### Exercise brief
Write out the records again, exactly, leaving none out.

### Given information
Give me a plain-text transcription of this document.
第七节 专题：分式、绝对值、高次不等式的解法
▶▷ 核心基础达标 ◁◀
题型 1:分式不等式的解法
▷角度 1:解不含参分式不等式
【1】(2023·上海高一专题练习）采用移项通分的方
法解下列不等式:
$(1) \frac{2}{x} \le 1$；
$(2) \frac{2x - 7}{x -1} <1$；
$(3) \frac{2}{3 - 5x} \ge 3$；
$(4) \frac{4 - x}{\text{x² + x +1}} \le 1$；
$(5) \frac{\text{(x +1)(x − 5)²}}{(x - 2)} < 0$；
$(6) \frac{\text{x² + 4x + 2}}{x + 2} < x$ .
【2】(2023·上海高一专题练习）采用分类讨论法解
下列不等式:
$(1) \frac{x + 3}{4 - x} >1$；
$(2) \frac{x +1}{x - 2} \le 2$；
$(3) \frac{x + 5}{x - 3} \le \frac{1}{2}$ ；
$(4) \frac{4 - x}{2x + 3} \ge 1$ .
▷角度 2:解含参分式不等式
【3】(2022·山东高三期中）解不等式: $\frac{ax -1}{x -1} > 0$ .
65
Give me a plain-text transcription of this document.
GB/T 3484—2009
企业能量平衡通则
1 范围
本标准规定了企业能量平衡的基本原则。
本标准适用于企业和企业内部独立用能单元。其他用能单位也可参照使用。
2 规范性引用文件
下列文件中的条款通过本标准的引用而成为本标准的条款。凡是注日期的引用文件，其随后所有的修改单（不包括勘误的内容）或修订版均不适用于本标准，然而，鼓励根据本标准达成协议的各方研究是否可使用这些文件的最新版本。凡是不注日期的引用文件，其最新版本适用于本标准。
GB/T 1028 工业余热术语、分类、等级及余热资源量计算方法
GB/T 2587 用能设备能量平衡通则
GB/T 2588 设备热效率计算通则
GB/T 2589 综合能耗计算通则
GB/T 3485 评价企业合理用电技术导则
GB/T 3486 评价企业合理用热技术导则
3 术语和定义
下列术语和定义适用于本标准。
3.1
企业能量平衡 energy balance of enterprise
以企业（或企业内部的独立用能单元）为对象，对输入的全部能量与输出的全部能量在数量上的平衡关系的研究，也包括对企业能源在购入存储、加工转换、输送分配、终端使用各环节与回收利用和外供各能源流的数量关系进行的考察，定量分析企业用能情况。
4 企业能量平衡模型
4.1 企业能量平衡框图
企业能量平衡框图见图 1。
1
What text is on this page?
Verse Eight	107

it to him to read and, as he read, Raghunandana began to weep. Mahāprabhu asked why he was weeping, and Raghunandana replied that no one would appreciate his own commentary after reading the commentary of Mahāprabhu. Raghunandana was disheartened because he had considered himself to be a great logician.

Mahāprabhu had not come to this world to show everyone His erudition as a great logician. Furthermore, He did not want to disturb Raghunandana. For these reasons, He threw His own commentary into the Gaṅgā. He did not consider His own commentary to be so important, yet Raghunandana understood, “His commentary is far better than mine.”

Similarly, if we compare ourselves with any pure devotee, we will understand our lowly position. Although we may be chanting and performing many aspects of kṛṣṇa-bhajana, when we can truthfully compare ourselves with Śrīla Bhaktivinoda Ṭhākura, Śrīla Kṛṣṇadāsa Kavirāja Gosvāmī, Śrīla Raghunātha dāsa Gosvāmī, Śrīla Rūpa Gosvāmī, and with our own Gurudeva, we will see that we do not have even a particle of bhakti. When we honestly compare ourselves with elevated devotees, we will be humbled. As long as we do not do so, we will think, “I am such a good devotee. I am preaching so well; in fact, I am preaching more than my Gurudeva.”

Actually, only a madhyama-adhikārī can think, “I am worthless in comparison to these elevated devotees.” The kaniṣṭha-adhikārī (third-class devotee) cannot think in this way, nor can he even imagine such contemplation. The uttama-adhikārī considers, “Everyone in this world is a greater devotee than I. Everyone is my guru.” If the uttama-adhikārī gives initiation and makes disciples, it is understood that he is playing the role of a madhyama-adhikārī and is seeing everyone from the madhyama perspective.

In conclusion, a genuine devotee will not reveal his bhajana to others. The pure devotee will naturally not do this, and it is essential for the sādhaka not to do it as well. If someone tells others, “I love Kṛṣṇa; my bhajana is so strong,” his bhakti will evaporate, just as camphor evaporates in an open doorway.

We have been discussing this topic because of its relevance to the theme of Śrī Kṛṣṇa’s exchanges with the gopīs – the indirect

### Problem solution
Give me a plain-text transcription of this document.
第七节 专题：分式、绝对值、高次不等式的解法
▶▷ 核心基础达标 ◁◀
题型 1:分式不等式的解法
▷角度 1:解不含参分式不等式
【1】(2023·上海高一专题练习）采用移项通分的方
法解下列不等式:
$(1) \frac{2}{x} \le 1$；
$(2) \frac{2x - 7}{x -1} <1$；
$(3) \frac{2}{3 - 5x} \ge 3$；
$(4) \frac{4 - x}{\text{x² + x +1}} \le 1$；
$(5) \frac{\text{(x +1)(x − 5)²}}{(x - 2)} < 0$；
$(6) \frac{\text{x² + 4x + 2}}{x + 2} < x$ .
【2】(2023·上海高一专题练习）采用分类讨论法解
下列不等式:
$(1) \frac{x + 3}{4 - x} >1$；
$(2) \frac{x +1}{x - 2} \le 2$；
$(3) \frac{x + 5}{x - 3} \le \frac{1}{2}$ ；
$(4) \frac{4 - x}{2x + 3} \ge 1$ .
▷角度 2:解含参分式不等式
【3】(2022·山东高三期中）解不等式: $\frac{ax -1}{x -1} > 0$ .
65
Give me a plain-text transcription of this document.
GB/T 3484—2009
企业能量平衡通则
1 范围
本标准规定了企业能量平衡的基本原则。
本标准适用于企业和企业内部独立用能单元。其他用能单位也可参照使用。
2 规范性引用文件
下列文件中的条款通过本标准的引用而成为本标准的条款。凡是注日期的引用文件，其随后所有的修改单（不包括勘误的内容）或修订版均不适用于本标准，然而，鼓励根据本标准达成协议的各方研究是否可使用这些文件的最新版本。凡是不注日期的引用文件，其最新版本适用于本标准。
GB/T 1028 工业余热术语、分类、等级及余热资源量计算方法
GB/T 2587 用能设备能量平衡通则
GB/T 2588 设备热效率计算通则
GB/T 2589 综合能耗计算通则
GB/T 3485 评价企业合理用电技术导则
GB/T 3486 评价企业合理用热技术导则
3 术语和定义
下列术语和定义适用于本标准。
3.1
企业能量平衡 energy balance of enterprise
以企业（或企业内部的独立用能单元）为对象，对输入的全部能量与输出的全部能量在数量上的平衡关系的研究，也包括对企业能源在购入存储、加工转换、输送分配、终端使用各环节与回收利用和外供各能源流的数量关系进行的考察，定量分析企业用能情况。
4 企业能量平衡模型
4.1 企业能量平衡框图
企业能量平衡框图见图 1。
1
What text is on this page?
Verse Eight	107

it to him to read and, as he read, Raghunandana began to weep. Mahāprabhu asked why he was weeping, and Raghunandana replied that no one would appreciate his own commentary after reading the commentary of Mahāprabhu. Raghunandana was disheartened because he had considered himself to be a great logician.

Mahāprabhu had not come to this world to show everyone His erudition as a great logician. Furthermore, He did not want to disturb Raghunandana. For these reasons, He threw His own commentary into the Gaṅgā. He did not consider His own commentary to be so important, yet Raghunandana understood, “His commentary is far better than mine.”

Similarly, if we compare ourselves with any pure devotee, we will understand our lowly position. Although we may be chanting and performing many aspects of kṛṣṇa-bhajana, when we can truthfully compare ourselves with Śrīla Bhaktivinoda Ṭhākura, Śrīla Kṛṣṇadāsa Kavirāja Gosvāmī, Śrīla Raghunātha dāsa Gosvāmī, Śrīla Rūpa Gosvāmī, and with our own Gurudeva, we will see that we do not have even a particle of bhakti. When we honestly compare ourselves with elevated devotees, we will be humbled. As long as we do not do so, we will think, “I am such a good devotee. I am preaching so well; in fact, I am preaching more than my Gurudeva.”

Actually, only a madhyama-adhikārī can think, “I am worthless in comparison to these elevated devotees.” The kaniṣṭha-adhikārī (third-class devotee) cannot think in this way, nor can he even imagine such contemplation. The uttama-adhikārī considers, “Everyone in this world is a greater devotee than I. Everyone is my guru.” If the uttama-adhikārī gives initiation and makes disciples, it is understood that he is playing the role of a madhyama-adhikārī and is seeing everyone from the madhyama perspective.

In conclusion, a genuine devotee will not reveal his bhajana to others. The pure devotee will naturally not do this, and it is essential for the sādhaka not to do it as well. If someone tells others, “I love Kṛṣṇa; my bhajana is so strong,” his bhakti will evaporate, just as camphor evaporates in an open doorway.

We have been discussing this topic because of its relevance to the theme of Śrī Kṛṣṇa’s exchanges with the gopīs – the indirect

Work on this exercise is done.